┌─ Text to read
Most Dungeons & Dragons settings (Forgotten Realms, Eberron, DragonLance, Midgard, Greyhawk) exist in a similar socio-economic state to the late Middle Ages through the Victorian period. The commonality of magic, the relative wealth and existence of a middle class, and other indicators compare fairly well to those concepts. There is a certain apocrypha that makes it clear that much of the fantasy we roleplay is not from Arthurian legend, instead there are modern concepts such as trade guilds, inns with more individual rooms than sleeping halls, massive sailing ships, some worlds even have printing presses producing newspapers.
Something lacking in almost every world set within that many hundred year period is sports. Almost all sporting events mentioned in the literature are individual in nature, essentially replacing things which were in the original Olympics. This ignores the fact that by the time societies had inns, guilds, papers, etc. they had team sports.
└─
# Goal of the exercise:
Retype the passage about sports in fantasy settings word for word, starting with "Most Dungeons &" and stopping after "presses producing newspapers.".
┌─ Material shown
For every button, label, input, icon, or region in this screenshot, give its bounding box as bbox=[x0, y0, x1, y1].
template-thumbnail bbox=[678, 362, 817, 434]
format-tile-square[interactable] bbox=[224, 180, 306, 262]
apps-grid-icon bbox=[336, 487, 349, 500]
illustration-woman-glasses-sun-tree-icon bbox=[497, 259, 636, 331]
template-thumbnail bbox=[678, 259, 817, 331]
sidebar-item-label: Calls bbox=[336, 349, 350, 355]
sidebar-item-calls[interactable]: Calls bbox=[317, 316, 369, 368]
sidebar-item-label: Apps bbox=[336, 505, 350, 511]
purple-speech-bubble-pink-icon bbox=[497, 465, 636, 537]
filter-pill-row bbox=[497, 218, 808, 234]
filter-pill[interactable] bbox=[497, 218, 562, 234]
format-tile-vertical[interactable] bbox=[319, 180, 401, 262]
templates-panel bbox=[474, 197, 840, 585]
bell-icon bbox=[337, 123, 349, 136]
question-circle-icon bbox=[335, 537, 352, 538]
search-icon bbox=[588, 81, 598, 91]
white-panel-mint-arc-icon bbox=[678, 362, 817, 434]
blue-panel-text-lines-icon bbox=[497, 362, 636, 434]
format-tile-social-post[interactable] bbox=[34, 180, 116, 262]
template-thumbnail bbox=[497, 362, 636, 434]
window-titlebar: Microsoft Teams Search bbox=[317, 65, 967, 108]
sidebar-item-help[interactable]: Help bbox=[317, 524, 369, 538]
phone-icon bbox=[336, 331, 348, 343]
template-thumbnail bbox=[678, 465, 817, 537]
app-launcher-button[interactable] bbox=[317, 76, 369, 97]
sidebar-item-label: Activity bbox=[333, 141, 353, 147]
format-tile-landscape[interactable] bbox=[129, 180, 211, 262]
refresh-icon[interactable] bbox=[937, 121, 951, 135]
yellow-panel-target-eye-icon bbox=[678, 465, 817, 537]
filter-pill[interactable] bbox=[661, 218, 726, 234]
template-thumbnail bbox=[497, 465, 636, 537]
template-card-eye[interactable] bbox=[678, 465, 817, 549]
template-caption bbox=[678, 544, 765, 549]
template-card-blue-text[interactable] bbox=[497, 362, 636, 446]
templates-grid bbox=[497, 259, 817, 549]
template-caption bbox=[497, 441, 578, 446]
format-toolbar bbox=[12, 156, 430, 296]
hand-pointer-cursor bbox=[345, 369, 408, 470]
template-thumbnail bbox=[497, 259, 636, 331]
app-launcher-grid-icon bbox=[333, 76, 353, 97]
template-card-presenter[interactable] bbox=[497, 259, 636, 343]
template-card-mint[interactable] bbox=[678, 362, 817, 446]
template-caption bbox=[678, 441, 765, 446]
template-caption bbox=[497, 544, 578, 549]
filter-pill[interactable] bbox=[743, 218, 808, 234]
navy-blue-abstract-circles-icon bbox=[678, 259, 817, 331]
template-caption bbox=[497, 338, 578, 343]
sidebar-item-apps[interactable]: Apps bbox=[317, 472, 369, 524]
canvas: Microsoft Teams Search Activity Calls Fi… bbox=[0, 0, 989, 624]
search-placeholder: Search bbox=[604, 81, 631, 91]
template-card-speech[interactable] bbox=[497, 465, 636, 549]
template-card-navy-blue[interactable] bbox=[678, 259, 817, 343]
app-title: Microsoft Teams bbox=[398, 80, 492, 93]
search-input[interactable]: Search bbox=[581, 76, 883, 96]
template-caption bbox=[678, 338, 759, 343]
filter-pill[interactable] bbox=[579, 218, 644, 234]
└─
# Exercise output:
Most Dungeons & Dragons settings (Forgotten Realms, Eberron, DragonLance, Midgard, Greyhawk) exist in a similar socio-economic state to the late Middle Ages through the Victorian period. The commonality of magic, the relative wealth and existence of a middle class, and other indicators compare fairly well to those concepts. There is a certain apocrypha that makes it clear that much of the fantasy we roleplay is not from Arthurian legend, instead there are modern concepts such as trade guilds, inns with more individual rooms than sleeping halls, massive sailing ships, some worlds even have printing presses producing newspapers.